» Exercise
Collect all lines containing the word "επίπεδο" from the data.

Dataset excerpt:
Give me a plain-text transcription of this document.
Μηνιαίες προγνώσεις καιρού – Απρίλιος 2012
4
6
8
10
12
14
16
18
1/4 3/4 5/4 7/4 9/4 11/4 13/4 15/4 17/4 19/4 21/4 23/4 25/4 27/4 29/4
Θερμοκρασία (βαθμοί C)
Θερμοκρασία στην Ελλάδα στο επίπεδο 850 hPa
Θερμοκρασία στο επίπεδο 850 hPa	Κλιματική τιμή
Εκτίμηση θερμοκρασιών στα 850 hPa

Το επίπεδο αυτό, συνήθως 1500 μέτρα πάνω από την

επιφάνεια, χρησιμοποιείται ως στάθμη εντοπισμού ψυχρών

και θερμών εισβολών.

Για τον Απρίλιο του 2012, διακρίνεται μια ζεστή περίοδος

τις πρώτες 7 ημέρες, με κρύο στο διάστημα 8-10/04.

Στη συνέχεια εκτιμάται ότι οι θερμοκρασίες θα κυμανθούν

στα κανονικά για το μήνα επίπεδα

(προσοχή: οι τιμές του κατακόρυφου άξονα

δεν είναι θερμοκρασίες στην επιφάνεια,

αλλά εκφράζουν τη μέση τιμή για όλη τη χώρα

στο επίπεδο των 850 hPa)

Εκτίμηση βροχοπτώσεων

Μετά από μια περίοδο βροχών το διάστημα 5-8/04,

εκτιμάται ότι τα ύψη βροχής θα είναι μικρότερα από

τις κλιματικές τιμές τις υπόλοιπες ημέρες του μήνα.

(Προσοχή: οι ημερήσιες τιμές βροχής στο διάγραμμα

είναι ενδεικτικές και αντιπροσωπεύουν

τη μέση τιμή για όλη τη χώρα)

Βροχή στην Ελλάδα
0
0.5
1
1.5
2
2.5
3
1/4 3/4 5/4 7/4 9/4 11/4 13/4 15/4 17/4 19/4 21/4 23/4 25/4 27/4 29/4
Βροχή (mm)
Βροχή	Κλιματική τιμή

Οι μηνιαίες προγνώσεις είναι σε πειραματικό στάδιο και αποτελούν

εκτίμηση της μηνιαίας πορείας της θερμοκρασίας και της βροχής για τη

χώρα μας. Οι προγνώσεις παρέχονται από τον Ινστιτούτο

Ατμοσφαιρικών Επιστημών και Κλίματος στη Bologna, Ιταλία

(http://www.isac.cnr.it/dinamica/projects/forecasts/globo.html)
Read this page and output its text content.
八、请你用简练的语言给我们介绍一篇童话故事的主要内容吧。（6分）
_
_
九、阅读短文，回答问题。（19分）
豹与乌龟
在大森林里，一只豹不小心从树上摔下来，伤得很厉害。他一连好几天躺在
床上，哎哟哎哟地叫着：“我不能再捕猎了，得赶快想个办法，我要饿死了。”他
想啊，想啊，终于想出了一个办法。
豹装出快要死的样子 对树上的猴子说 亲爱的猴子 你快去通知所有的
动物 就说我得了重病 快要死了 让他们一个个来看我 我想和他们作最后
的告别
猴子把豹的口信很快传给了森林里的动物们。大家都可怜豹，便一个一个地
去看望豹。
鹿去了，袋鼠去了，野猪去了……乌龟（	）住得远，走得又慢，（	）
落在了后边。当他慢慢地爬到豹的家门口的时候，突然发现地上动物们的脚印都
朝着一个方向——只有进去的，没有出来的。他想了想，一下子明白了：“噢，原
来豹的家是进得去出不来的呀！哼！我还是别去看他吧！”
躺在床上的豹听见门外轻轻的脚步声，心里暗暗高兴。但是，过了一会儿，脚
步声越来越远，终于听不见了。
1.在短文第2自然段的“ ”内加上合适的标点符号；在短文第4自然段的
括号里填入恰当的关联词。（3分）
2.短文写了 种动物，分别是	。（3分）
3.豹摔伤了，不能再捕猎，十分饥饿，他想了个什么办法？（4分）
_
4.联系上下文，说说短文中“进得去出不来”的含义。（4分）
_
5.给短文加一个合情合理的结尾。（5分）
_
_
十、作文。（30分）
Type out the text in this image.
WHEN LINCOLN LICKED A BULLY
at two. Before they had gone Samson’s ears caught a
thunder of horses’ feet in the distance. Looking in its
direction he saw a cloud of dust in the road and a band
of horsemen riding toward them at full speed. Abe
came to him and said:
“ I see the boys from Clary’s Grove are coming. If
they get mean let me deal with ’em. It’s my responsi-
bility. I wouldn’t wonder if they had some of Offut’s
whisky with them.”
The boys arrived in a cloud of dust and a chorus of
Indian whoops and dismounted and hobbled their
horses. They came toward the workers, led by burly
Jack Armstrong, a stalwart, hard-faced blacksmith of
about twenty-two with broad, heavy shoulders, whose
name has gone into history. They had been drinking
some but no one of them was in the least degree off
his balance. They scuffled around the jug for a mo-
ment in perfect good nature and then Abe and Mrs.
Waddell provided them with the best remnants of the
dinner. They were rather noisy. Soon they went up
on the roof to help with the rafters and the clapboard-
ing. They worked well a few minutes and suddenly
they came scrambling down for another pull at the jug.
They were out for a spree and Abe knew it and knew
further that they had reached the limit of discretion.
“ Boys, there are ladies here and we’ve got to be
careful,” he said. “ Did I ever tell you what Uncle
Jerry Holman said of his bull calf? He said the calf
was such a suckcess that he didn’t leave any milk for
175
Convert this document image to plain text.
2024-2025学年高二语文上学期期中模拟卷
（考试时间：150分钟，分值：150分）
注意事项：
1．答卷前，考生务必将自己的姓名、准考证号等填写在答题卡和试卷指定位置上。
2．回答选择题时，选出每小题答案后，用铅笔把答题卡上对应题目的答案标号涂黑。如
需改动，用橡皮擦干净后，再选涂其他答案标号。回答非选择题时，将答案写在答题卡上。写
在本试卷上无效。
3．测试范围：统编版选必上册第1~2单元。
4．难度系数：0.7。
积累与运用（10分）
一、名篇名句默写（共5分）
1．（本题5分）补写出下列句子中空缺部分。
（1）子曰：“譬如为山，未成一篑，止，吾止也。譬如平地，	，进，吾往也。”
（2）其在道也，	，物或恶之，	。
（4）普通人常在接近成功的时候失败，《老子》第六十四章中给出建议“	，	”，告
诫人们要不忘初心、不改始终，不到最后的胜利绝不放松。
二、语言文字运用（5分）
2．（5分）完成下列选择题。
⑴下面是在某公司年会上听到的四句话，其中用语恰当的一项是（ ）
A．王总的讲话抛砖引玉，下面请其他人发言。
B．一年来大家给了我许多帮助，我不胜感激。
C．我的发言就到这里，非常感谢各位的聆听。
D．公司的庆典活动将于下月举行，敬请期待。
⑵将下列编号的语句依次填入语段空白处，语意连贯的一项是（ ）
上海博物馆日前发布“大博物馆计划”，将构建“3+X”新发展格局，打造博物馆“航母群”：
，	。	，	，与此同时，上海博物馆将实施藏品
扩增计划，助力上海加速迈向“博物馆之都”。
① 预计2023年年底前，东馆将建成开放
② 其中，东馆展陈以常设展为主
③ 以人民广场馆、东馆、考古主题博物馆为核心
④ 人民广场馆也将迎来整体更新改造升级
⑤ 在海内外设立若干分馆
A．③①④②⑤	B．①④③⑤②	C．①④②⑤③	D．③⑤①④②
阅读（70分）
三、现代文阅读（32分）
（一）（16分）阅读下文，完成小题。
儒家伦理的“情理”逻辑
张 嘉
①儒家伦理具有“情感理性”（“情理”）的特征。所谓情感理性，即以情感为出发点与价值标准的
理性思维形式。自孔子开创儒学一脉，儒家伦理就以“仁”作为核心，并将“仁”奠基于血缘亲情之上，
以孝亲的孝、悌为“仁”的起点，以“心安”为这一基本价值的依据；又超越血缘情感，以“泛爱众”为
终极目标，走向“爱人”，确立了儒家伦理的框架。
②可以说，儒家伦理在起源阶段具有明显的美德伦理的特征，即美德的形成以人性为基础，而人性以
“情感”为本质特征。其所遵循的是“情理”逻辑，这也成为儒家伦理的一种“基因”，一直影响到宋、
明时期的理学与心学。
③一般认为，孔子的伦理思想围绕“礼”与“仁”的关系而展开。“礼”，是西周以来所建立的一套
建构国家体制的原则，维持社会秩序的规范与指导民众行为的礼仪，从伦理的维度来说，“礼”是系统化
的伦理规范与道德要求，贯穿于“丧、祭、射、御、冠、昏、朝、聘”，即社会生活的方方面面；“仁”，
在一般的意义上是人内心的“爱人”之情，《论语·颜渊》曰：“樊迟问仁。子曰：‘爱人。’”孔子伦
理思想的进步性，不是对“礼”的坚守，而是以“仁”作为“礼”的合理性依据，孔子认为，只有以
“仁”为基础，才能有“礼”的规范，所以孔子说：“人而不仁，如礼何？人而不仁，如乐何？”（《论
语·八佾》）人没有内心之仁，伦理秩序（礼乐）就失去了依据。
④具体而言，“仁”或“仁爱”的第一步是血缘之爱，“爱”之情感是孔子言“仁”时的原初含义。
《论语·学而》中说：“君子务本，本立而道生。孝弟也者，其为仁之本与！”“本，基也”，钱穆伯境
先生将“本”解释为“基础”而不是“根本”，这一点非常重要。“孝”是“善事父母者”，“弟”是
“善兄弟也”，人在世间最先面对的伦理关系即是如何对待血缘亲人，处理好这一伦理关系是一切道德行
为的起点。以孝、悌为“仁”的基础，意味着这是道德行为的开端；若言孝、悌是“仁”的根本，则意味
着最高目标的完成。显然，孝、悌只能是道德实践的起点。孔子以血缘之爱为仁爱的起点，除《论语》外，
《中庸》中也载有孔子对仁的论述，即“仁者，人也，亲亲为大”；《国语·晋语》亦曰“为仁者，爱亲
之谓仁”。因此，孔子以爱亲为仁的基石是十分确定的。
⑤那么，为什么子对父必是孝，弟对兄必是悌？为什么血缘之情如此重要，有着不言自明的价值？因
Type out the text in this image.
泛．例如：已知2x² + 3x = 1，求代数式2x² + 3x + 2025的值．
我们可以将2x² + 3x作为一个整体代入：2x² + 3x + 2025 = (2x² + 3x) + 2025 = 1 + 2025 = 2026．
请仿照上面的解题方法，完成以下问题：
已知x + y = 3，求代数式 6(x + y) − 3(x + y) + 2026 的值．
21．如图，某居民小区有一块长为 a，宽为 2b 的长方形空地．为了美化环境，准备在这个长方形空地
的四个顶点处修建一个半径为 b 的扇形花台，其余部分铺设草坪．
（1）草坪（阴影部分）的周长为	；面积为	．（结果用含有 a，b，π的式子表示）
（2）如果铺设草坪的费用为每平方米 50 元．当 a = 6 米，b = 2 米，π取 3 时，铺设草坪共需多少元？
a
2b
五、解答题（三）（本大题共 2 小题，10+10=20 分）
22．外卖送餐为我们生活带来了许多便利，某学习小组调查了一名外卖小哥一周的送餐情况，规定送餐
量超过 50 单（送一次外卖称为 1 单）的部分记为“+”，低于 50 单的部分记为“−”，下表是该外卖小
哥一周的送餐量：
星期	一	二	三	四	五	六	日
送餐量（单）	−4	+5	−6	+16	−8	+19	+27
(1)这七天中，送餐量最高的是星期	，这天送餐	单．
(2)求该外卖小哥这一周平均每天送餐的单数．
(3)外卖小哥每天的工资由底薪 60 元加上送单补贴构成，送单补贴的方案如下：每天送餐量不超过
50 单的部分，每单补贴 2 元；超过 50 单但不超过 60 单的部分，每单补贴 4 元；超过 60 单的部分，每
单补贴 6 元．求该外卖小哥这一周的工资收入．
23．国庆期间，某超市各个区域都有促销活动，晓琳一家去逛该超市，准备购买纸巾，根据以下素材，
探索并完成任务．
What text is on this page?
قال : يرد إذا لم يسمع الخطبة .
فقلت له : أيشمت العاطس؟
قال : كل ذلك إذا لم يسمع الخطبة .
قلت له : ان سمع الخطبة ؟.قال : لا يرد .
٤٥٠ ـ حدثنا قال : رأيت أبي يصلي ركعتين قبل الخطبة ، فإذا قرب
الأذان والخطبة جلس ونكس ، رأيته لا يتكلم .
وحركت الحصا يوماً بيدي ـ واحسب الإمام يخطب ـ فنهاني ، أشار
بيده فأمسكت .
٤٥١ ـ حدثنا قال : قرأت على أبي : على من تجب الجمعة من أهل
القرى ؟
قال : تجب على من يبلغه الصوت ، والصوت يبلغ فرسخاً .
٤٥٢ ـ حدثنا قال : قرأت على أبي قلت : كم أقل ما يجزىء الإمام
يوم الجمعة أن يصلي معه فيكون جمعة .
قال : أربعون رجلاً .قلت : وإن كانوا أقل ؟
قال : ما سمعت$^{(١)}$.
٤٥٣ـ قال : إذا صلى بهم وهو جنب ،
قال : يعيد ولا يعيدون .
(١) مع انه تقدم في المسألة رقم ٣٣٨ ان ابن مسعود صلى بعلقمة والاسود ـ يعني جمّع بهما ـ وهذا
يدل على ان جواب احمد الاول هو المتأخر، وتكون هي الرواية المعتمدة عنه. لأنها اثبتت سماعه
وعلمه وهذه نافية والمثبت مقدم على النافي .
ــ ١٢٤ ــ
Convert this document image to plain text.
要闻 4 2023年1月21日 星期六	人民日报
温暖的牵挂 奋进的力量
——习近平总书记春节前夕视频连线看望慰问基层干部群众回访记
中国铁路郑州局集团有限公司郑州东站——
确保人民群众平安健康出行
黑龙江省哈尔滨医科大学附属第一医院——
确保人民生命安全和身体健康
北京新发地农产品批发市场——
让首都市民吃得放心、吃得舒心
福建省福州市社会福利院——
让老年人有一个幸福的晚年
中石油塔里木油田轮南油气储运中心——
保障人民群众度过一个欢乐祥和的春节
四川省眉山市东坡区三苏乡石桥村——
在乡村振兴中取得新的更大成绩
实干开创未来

» Response for this exercise
Θερμοκρασία στην Ελλάδα στο επίπεδο 850 hPa
Θερμοκρασία στο επίπεδο 850 hPa	Κλιματική τιμή
Το επίπεδο αυτό, συνήθως 1500 μέτρα πάνω από την
στο επίπεδο των 850 hPa)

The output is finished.